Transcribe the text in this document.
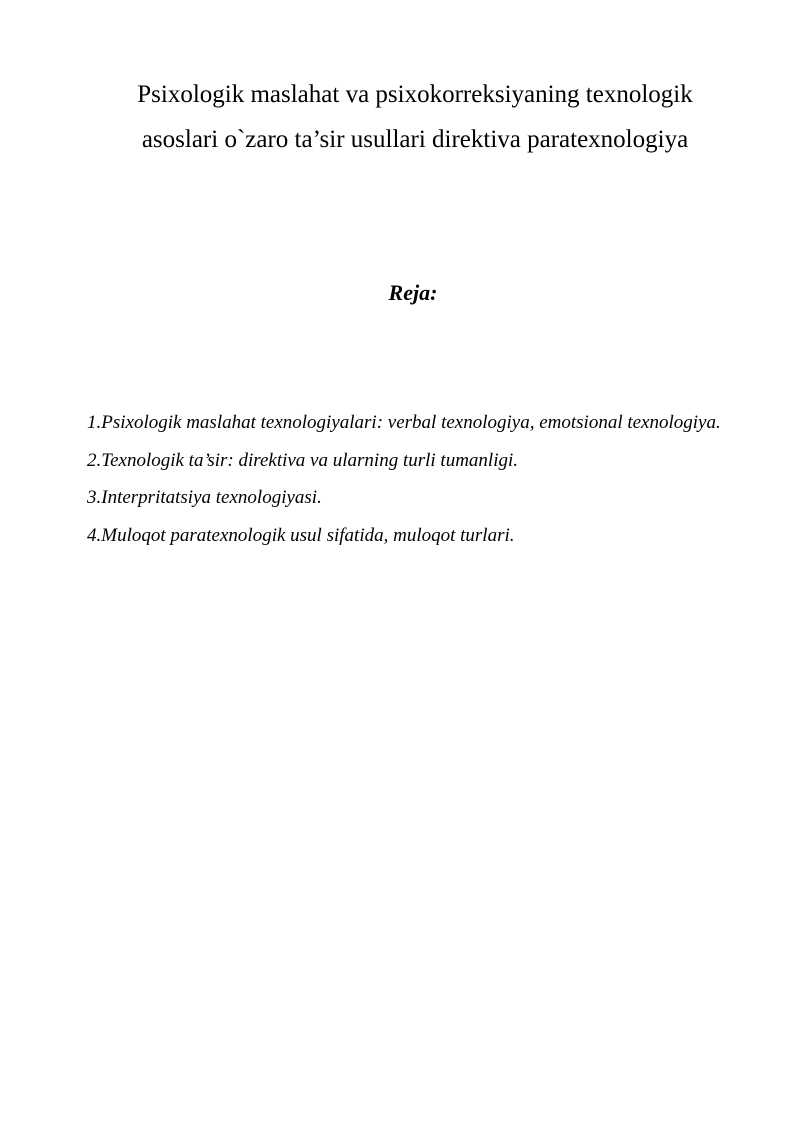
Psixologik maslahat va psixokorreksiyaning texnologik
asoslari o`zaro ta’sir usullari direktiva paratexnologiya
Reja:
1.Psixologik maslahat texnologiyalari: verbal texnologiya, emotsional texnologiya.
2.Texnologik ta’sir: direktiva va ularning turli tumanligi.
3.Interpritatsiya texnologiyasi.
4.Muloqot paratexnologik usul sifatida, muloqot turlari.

WHAT IS ASKED
Return every line from the records above that holds the word "maslahat".

OUTPUT OF THE EXERCISE
Psixologik maslahat va psixokorreksiyaning texnologik
1.Psixologik maslahat texnologiyalari: verbal texnologiya, emotsional texnologiya.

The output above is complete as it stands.